━━━ Source excerpt

A class of second-graders at the Josiah Bartlett Elementary School in Bartlett, N.H., sits on the floor, on beanbags and in chairs, as their teacher, Lucy Swain, reads her story. Swain has begun an experiment in her children's writing instruction: She is writing her own story, and each day, she shares the process, her missteps and small successes, as she struggles to compose her piece. Knowing their teacher is a great animal lover, the children are thrilled when two of her dogs, Oakley and Tucker, appear in the story and talk to each other in goofy dog voices.

When the story ends, the children yell out the names of Swain's other dogs and demand that she put them, and her horses, in the story too. "You could have the dogs rounding up the horses!" suggests one. Swain feigns exasperation. "I could choose to have eight dogs in my story or 19 dogs, but I just want two!" she says. "Writers have to make decisions about their stories. In your stories, you'll have to make your own decisions."

Donald Graves, a UNH professor emeritus of early childhood education and former director of the Writing Laboratory, watches from the back of the room. Accompanying him is a film crew that will assist in producing a DVD series for teachers called "Inside Writing." As the pioneer in literacy education who changed the way that writing is taught across the United States and the English-speaking world, the 74-year-old educator is now leading the revolution he sparked in new directions.

"For years I've recommended that teachers write with their pupils, but very few have done that," Graves explains. "These DVDs will show teachers teaching through their own writing. Teachers need to see how effective it is in instruction."

Swain is a recent convert who has come to see that by writing with her pupils, she can model thought and writing processes and show her children, step by step, how to write.

━━━━━━
━━━ Listing

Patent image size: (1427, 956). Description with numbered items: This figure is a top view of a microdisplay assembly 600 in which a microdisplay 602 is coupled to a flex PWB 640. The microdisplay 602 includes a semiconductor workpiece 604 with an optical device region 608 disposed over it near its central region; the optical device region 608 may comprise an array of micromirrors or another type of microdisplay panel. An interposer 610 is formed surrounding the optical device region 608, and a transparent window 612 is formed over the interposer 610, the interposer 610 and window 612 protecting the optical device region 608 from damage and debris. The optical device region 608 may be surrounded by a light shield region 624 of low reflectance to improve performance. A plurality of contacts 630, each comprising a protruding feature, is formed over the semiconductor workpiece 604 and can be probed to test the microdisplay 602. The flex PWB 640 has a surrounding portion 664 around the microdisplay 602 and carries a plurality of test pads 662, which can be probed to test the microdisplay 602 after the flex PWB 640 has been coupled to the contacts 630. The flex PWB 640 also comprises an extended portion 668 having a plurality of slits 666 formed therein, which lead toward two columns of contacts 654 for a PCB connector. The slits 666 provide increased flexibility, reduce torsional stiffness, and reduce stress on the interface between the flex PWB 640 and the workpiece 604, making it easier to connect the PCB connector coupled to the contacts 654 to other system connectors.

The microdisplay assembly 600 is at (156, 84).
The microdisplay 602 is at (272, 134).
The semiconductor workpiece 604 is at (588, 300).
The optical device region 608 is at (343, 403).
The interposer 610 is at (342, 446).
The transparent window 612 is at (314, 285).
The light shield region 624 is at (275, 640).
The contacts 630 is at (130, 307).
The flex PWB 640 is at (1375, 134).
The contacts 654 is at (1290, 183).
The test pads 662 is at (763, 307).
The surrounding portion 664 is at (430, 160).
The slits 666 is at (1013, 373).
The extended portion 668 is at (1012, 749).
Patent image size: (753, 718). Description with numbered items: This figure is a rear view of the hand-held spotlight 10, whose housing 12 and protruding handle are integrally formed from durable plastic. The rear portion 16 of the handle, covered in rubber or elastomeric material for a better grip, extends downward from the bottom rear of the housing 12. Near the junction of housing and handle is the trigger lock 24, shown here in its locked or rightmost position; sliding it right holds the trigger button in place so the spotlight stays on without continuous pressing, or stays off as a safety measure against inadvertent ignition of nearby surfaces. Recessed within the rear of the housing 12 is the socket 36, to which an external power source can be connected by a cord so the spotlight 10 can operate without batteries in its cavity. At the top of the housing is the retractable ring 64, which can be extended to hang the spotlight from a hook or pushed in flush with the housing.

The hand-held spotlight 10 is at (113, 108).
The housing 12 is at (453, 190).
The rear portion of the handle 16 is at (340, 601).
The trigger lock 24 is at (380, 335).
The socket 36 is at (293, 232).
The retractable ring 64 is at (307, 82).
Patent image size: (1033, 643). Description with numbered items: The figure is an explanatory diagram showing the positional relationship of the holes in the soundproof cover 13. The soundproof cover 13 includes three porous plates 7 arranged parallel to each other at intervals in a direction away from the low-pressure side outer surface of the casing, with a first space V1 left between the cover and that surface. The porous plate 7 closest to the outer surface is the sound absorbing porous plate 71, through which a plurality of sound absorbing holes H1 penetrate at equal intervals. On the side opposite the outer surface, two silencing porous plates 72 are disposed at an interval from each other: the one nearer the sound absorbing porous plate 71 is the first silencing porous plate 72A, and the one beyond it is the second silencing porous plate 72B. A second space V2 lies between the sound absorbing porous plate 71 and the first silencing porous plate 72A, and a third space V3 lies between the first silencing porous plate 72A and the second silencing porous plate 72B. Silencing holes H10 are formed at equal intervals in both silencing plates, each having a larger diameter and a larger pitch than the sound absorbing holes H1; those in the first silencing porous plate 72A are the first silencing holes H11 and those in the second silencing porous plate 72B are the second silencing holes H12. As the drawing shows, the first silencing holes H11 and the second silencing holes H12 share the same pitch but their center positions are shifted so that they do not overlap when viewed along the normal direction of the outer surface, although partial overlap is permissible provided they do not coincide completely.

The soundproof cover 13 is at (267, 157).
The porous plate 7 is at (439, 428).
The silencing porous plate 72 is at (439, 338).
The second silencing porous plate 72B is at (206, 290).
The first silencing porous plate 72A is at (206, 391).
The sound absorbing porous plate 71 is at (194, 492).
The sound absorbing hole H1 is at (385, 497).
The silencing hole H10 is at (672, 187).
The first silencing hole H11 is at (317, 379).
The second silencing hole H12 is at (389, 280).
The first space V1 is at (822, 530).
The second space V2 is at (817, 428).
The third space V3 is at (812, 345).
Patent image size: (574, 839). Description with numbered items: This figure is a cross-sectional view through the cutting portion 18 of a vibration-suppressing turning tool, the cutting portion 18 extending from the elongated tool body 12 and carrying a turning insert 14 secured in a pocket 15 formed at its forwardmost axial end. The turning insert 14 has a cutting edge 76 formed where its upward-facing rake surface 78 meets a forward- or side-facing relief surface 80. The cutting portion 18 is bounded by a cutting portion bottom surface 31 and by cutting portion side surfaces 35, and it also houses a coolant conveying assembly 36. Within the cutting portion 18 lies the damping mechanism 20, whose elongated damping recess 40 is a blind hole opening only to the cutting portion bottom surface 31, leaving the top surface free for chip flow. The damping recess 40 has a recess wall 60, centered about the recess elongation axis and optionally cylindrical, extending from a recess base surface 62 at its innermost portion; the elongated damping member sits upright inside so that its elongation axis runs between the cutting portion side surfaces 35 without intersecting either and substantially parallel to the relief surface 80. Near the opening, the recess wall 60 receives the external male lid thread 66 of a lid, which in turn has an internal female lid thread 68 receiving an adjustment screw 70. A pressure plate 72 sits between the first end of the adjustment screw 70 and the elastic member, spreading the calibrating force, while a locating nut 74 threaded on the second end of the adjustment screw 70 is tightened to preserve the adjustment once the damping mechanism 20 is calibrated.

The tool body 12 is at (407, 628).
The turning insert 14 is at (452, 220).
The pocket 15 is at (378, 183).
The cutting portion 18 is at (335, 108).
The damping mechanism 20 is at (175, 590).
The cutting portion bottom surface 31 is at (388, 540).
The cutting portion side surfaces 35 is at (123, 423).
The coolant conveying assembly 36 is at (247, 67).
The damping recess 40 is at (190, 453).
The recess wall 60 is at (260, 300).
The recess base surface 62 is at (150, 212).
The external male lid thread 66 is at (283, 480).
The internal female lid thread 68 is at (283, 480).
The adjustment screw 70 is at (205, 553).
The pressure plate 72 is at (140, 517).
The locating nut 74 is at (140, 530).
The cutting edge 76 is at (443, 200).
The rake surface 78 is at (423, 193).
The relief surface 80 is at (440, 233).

━━━━━━

— What to do —
Starting at the words "Donald Graves, a" and stopping after "how to write.", copy the passage about the second-grade writing class, swapping "pupils" for "students" each time it appears.

— Final answer —
Donald Graves, a UNH professor emeritus of early childhood education and former director of the Writing Laboratory, watches from the back of the room. Accompanying him is a film crew that will assist in producing a DVD series for teachers called "Inside Writing." As the pioneer in literacy education who changed the way that writing is taught across the United States and the English-speaking world, the 74-year-old educator is now leading the revolution he sparked in new directions.

"For years I've recommended that teachers write with their students, but very few have done that," Graves explains. "These DVDs will show teachers teaching through their own writing. Teachers need to see how effective it is in instruction."

Swain is a recent convert who has come to see that by writing with her students, she can model thought and writing processes and show her children, step by step, how to write.